#### Listed entries ####
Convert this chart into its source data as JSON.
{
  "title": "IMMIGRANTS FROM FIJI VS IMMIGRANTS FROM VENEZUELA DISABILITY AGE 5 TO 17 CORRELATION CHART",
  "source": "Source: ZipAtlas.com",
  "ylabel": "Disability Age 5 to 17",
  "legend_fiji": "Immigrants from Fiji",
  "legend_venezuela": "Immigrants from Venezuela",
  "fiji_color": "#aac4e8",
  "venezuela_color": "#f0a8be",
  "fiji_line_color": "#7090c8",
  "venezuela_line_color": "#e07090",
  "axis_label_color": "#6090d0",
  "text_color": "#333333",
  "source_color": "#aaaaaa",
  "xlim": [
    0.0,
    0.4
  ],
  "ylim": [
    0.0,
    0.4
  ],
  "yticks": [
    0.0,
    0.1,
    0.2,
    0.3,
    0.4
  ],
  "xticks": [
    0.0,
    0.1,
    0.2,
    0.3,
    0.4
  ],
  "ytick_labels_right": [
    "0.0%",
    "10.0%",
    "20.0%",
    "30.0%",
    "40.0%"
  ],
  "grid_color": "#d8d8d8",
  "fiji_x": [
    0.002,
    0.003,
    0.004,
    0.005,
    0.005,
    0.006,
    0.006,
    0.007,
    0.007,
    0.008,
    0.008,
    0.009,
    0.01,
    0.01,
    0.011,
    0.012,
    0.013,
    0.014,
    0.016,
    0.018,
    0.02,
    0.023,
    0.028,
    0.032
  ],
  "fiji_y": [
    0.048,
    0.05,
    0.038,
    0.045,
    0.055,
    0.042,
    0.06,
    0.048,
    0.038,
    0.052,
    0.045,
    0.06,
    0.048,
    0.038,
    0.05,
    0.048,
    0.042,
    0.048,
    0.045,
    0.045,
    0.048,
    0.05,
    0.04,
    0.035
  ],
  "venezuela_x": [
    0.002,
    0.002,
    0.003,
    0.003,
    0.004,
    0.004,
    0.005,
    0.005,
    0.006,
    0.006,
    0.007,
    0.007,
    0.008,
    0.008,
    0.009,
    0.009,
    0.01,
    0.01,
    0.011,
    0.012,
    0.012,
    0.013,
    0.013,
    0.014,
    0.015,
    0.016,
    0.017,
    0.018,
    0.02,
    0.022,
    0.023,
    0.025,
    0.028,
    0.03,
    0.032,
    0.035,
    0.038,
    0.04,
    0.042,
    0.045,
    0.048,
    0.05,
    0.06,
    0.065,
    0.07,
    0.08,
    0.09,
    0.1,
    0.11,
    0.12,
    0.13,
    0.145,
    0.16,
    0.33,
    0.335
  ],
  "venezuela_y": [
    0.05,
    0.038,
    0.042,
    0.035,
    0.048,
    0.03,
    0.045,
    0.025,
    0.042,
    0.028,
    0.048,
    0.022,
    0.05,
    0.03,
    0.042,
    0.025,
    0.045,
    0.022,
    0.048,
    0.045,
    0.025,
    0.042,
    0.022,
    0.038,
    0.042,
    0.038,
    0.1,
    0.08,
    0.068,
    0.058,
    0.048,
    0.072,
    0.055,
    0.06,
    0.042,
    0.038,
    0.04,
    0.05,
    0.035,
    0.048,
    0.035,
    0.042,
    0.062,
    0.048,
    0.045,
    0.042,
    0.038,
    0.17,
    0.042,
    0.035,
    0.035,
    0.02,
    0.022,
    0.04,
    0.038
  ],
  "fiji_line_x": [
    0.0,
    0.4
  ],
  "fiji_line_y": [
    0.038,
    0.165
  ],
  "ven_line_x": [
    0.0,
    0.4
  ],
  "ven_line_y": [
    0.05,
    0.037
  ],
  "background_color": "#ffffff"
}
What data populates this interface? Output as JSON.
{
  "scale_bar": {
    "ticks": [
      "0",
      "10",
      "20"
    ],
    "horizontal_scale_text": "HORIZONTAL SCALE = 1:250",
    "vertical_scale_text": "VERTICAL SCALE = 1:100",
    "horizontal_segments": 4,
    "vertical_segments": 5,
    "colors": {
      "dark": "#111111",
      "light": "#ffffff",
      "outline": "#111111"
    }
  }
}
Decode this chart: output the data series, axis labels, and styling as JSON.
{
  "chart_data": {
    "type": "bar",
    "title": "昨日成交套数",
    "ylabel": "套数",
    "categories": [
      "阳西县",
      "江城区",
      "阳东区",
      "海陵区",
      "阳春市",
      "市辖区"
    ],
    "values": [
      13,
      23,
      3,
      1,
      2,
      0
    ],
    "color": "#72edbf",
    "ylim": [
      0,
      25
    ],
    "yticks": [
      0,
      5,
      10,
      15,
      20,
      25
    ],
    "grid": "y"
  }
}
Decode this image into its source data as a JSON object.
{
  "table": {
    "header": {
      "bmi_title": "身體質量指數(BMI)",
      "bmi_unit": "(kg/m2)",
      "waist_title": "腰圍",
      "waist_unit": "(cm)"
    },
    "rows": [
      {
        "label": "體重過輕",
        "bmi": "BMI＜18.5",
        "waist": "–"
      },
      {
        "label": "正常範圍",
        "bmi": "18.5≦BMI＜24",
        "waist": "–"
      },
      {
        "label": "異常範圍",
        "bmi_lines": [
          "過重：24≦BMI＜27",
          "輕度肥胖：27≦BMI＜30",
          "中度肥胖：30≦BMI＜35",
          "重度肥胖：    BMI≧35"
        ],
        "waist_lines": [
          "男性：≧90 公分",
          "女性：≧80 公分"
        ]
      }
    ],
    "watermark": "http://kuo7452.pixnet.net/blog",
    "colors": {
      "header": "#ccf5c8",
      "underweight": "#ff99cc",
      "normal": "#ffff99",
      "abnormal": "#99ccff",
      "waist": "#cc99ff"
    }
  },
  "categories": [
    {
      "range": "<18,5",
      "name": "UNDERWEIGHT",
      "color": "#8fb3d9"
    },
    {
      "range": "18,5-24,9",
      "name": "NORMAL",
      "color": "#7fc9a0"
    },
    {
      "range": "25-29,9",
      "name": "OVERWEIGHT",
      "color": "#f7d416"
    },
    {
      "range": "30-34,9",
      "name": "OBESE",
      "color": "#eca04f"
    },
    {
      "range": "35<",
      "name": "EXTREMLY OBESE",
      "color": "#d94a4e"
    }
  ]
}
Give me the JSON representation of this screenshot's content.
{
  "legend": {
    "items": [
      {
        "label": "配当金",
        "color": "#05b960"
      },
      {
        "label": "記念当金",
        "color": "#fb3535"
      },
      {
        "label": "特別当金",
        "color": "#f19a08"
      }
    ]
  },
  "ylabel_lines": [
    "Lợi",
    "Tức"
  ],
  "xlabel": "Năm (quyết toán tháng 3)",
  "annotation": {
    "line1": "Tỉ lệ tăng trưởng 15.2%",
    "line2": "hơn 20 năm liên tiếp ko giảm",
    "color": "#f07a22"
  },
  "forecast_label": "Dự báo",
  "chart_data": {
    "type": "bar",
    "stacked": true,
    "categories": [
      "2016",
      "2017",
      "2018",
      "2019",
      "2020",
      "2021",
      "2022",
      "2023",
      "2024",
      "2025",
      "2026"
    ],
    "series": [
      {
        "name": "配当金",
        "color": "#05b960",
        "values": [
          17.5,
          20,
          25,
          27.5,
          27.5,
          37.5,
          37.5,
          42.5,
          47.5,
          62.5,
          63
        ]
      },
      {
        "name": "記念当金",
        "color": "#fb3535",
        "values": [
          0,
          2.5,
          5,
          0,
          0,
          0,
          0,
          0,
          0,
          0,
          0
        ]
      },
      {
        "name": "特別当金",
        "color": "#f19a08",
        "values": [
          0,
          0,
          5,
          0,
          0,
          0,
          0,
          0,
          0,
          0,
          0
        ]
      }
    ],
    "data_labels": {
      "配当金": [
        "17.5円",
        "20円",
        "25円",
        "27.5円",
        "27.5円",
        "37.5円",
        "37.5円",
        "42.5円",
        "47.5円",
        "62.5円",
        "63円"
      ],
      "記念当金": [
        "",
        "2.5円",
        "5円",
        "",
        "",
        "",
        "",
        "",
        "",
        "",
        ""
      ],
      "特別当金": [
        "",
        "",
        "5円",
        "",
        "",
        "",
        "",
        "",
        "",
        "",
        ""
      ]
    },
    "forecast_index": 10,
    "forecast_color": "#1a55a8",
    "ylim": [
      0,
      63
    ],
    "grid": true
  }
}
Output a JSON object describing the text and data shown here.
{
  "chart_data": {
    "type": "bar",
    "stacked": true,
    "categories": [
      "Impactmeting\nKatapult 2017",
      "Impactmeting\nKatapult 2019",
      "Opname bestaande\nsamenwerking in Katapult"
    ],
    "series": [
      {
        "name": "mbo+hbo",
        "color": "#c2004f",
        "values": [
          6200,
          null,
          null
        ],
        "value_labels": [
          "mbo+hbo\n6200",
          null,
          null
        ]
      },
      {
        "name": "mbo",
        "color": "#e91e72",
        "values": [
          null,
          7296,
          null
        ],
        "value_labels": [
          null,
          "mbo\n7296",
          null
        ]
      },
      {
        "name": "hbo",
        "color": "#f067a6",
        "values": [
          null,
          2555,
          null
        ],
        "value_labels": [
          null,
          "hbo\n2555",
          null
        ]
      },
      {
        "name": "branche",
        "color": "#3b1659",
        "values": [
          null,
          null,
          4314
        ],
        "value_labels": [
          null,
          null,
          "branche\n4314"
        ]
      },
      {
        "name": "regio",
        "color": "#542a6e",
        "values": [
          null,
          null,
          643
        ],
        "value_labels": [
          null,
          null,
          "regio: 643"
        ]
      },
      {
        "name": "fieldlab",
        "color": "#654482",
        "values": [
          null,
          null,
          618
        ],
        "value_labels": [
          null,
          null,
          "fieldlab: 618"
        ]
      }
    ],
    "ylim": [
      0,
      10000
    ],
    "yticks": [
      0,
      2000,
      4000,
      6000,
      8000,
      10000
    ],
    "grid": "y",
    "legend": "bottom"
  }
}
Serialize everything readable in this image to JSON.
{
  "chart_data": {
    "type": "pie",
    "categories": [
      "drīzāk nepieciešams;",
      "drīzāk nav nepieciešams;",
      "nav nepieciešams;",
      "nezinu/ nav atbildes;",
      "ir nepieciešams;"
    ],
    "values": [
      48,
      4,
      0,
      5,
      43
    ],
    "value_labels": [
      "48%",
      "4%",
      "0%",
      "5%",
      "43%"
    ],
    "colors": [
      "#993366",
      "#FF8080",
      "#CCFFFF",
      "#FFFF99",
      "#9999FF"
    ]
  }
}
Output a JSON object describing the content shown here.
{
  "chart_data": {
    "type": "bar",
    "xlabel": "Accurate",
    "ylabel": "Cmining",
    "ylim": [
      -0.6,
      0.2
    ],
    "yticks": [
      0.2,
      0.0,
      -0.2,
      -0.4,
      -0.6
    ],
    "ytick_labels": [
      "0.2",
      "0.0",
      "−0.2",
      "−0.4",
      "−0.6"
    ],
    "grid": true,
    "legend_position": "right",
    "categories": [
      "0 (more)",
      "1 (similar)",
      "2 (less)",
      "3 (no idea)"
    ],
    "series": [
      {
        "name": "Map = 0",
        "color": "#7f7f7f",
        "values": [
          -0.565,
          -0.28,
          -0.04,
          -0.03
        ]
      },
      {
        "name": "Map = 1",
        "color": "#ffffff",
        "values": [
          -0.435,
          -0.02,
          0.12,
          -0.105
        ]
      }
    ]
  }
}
####
| Requirement |
Pick out the lines above that hold the string "shown" and show them.

| Worked answer |
Output a JSON object describing the text and data shown here.
Output a JSON object describing the content shown here.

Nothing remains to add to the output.